Directive:
Repeat what the lines below say, word for word, and skip every image.
-- begin Data shown --
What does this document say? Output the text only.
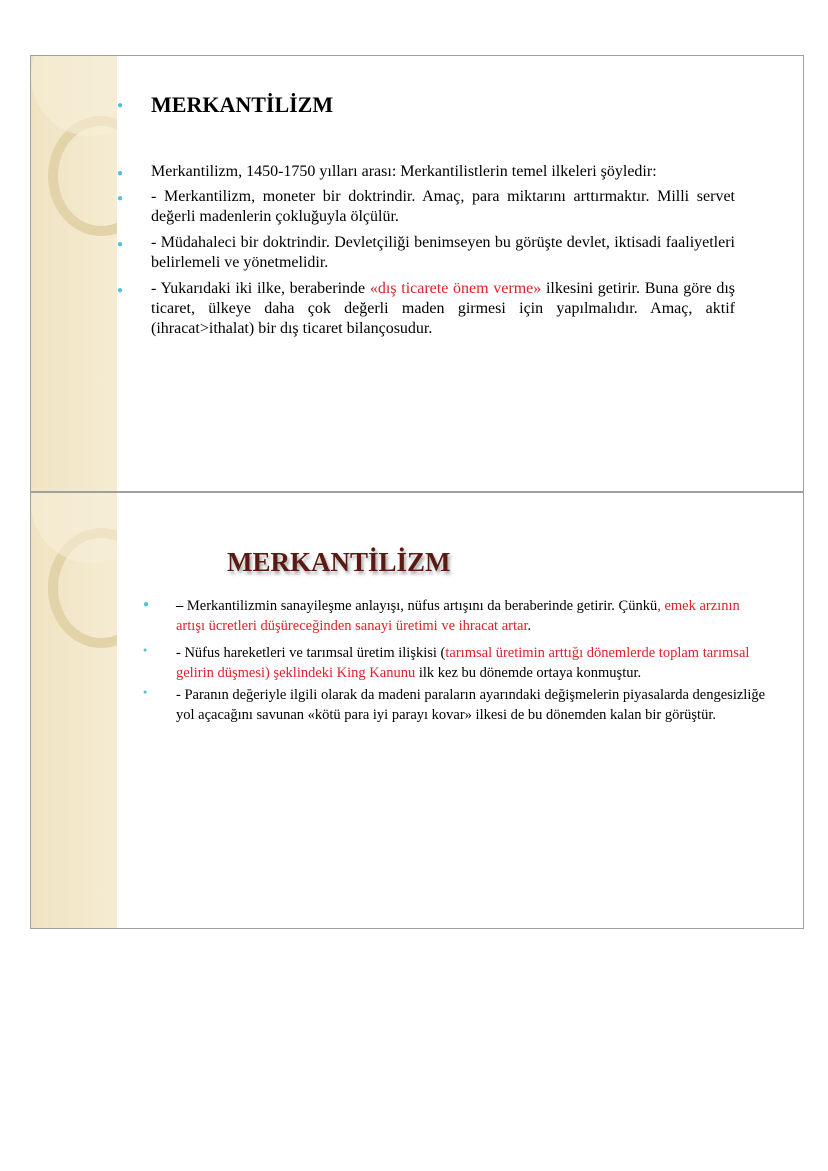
● MERKANTİLİZM
● Merkantilizm, 1450-1750 yılları arası: Merkantilistlerin temel ilkeleri şöyledir:
● - Merkantilizm, moneter bir doktrindir. Amaç, para miktarını arttırmaktır. Milli servet değerli madenlerin çokluğuyla ölçülür.
● - Müdahaleci bir doktrindir. Devletçiliği benimseyen bu görüşte devlet, iktisadi faaliyetleri belirlemeli ve yönetmelidir.
● - Yukarıdaki iki ilke, beraberinde «dış ticarete önem verme» ilkesini getirir. Buna göre dış ticaret, ülkeye daha çok değerli maden girmesi için yapılmalıdır. Amaç, aktif (ihracat>ithalat) bir dış ticaret bilançosudur.
MERKANTİLİZM
● – Merkantilizmin sanayileşme anlayışı, nüfus artışını da beraberinde getirir. Çünkü, emek arzının artışı ücretleri düşüreceğinden sanayi üretimi ve ihracat artar.
● - Nüfus hareketleri ve tarımsal üretim ilişkisi (tarımsal üretimin arttığı dönemlerde toplam tarımsal gelirin düşmesi) şeklindeki King Kanunu ilk kez bu dönemde ortaya konmuştur.
● - Paranın değeriyle ilgili olarak da madeni paraların ayarındaki değişmelerin piyasalarda dengesizliğe yol açacağını savunan «kötü para iyi parayı kovar» ilkesi de bu dönemden kalan bir görüştür.
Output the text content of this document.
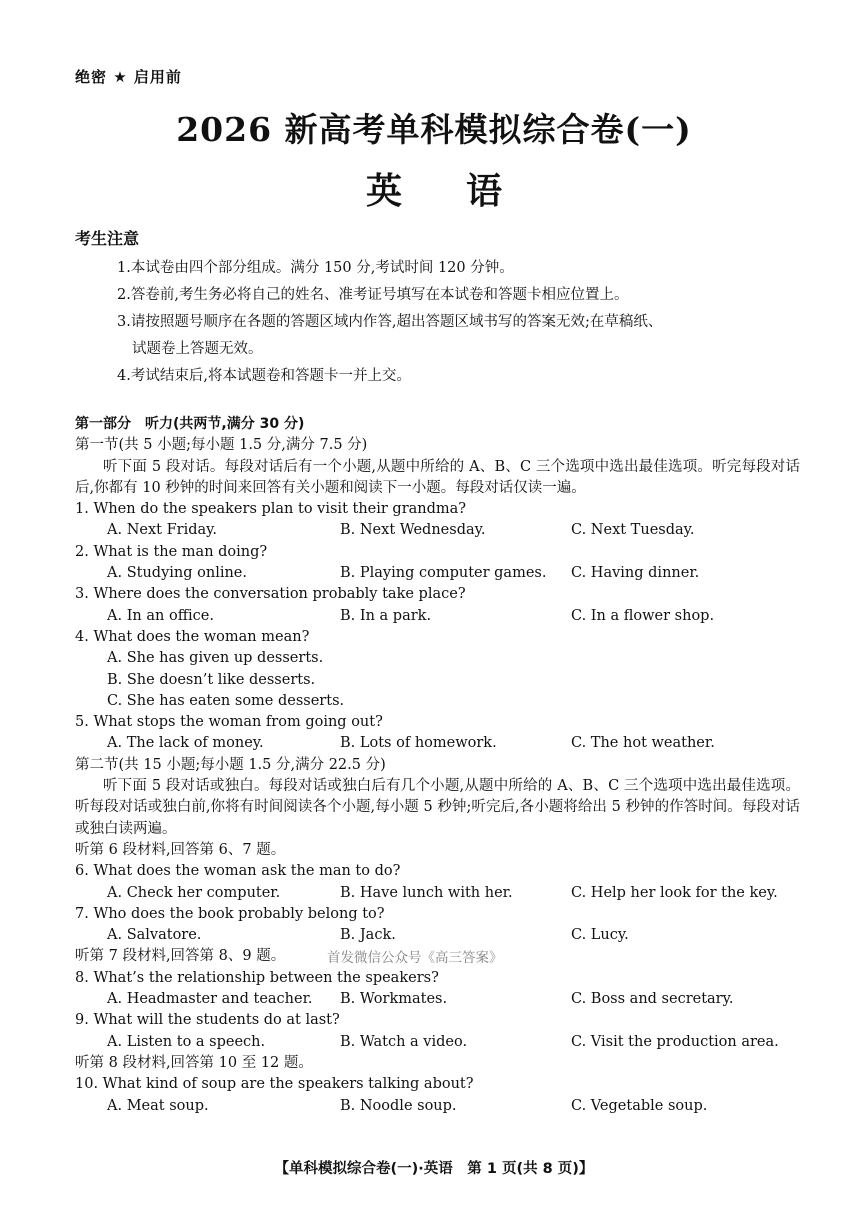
绝密 ★ 启用前
2026 新高考单科模拟综合卷(一)
英语
考生注意
1.本试卷由四个部分组成。满分 150 分,考试时间 120 分钟。
2.答卷前,考生务必将自己的姓名、准考证号填写在本试卷和答题卡相应位置上。
3.请按照题号顺序在各题的答题区域内作答,超出答题区域书写的答案无效;在草稿纸、
试题卷上答题无效。
4.考试结束后,将本试题卷和答题卡一并上交。
第一部分　听力(共两节,满分 30 分)
第一节(共 5 小题;每小题 1.5 分,满分 7.5 分)
听下面 5 段对话。每段对话后有一个小题,从题中所给的 A、B、C 三个选项中选出最佳选项。听完每段对话后,你都有 10 秒钟的时间来回答有关小题和阅读下一小题。每段对话仅读一遍。
1. When do the speakers plan to visit their grandma?
A. Next Friday.	B. Next Wednesday.	C. Next Tuesday.
2. What is the man doing?
A. Studying online.	B. Playing computer games. C. Having dinner.
3. Where does the conversation probably take place?
A. In an office.	B. In a park.	C. In a flower shop.
4. What does the woman mean?
A. She has given up desserts.
B. She doesn’t like desserts.
C. She has eaten some desserts.
5. What stops the woman from going out?
A. The lack of money.	B. Lots of homework.	C. The hot weather.
第二节(共 15 小题;每小题 1.5 分,满分 22.5 分)
听下面 5 段对话或独白。每段对话或独白后有几个小题,从题中所给的 A、B、C 三个选项中选出最佳选项。听每段对话或独白前,你将有时间阅读各个小题,每小题 5 秒钟;听完后,各小题将给出 5 秒钟的作答时间。每段对话或独白读两遍。
听第 6 段材料,回答第 6、7 题。
6. What does the woman ask the man to do?
A. Check her computer.	B. Have lunch with her.	C. Help her look for the key.
7. Who does the book probably belong to?
A. Salvatore.	B. Jack.	C. Lucy.
听第 7 段材料,回答第 8、9 题。
8. What’s the relationship between the speakers?
A. Headmaster and teacher. B. Workmates.	C. Boss and secretary.
9. What will the students do at last?
A. Listen to a speech.	B. Watch a video.	C. Visit the production area.
听第 8 段材料,回答第 10 至 12 题。
10. What kind of soup are the speakers talking about?
A. Meat soup.	B. Noodle soup.	C. Vegetable soup.
首发微信公众号《高三答案》
【单科模拟综合卷(一)·英语　第 1 页(共 8 页)】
-- end Data shown --
Written answer:
What does this document say? Output the text only.
● MERKANTİLİZM
● Merkantilizm, 1450-1750 yılları arası: Merkantilistlerin temel ilkeleri şöyledir:
● - Merkantilizm, moneter bir doktrindir. Amaç, para miktarını arttırmaktır. Milli servet değerli madenlerin çokluğuyla ölçülür.
● - Müdahaleci bir doktrindir. Devletçiliği benimseyen bu görüşte devlet, iktisadi faaliyetleri belirlemeli ve yönetmelidir.
● - Yukarıdaki iki ilke, beraberinde «dış ticarete önem verme» ilkesini getirir. Buna göre dış ticaret, ülkeye daha çok değerli maden girmesi için yapılmalıdır. Amaç, aktif (ihracat>ithalat) bir dış ticaret bilançosudur.
MERKANTİLİZM
● – Merkantilizmin sanayileşme anlayışı, nüfus artışını da beraberinde getirir. Çünkü, emek arzının artışı ücretleri düşüreceğinden sanayi üretimi ve ihracat artar.
● - Nüfus hareketleri ve tarımsal üretim ilişkisi (tarımsal üretimin arttığı dönemlerde toplam tarımsal gelirin düşmesi) şeklindeki King Kanunu ilk kez bu dönemde ortaya konmuştur.
● - Paranın değeriyle ilgili olarak da madeni paraların ayarındaki değişmelerin piyasalarda dengesizliğe yol açacağını savunan «kötü para iyi parayı kovar» ilkesi de bu dönemden kalan bir görüştür.
Output the text content of this document.
绝密 ★ 启用前
2026 新高考单科模拟综合卷(一)
英语
考生注意
1.本试卷由四个部分组成。满分 150 分,考试时间 120 分钟。
2.答卷前,考生务必将自己的姓名、准考证号填写在本试卷和答题卡相应位置上。
3.请按照题号顺序在各题的答题区域内作答,超出答题区域书写的答案无效;在草稿纸、
试题卷上答题无效。
4.考试结束后,将本试题卷和答题卡一并上交。
第一部分　听力(共两节,满分 30 分)
第一节(共 5 小题;每小题 1.5 分,满分 7.5 分)
听下面 5 段对话。每段对话后有一个小题,从题中所给的 A、B、C 三个选项中选出最佳选项。听完每段对话后,你都有 10 秒钟的时间来回答有关小题和阅读下一小题。每段对话仅读一遍。
1. When do the speakers plan to visit their grandma?
A. Next Friday.	B. Next Wednesday.	C. Next Tuesday.
2. What is the man doing?
A. Studying online.	B. Playing computer games. C. Having dinner.
3. Where does the conversation probably take place?
A. In an office.	B. In a park.	C. In a flower shop.
4. What does the woman mean?
A. She has given up desserts.
B. She doesn’t like desserts.
C. She has eaten some desserts.
5. What stops the woman from going out?
A. The lack of money.	B. Lots of homework.	C. The hot weather.
第二节(共 15 小题;每小题 1.5 分,满分 22.5 分)
听下面 5 段对话或独白。每段对话或独白后有几个小题,从题中所给的 A、B、C 三个选项中选出最佳选项。听每段对话或独白前,你将有时间阅读各个小题,每小题 5 秒钟;听完后,各小题将给出 5 秒钟的作答时间。每段对话或独白读两遍。
听第 6 段材料,回答第 6、7 题。
6. What does the woman ask the man to do?
A. Check her computer.	B. Have lunch with her.	C. Help her look for the key.
7. Who does the book probably belong to?
A. Salvatore.	B. Jack.	C. Lucy.
听第 7 段材料,回答第 8、9 题。
8. What’s the relationship between the speakers?
A. Headmaster and teacher. B. Workmates.	C. Boss and secretary.
9. What will the students do at last?
A. Listen to a speech.	B. Watch a video.	C. Visit the production area.
听第 8 段材料,回答第 10 至 12 题。
10. What kind of soup are the speakers talking about?
A. Meat soup.	B. Noodle soup.	C. Vegetable soup.
首发微信公众号《高三答案》
【单科模拟综合卷(一)·英语　第 1 页(共 8 页)】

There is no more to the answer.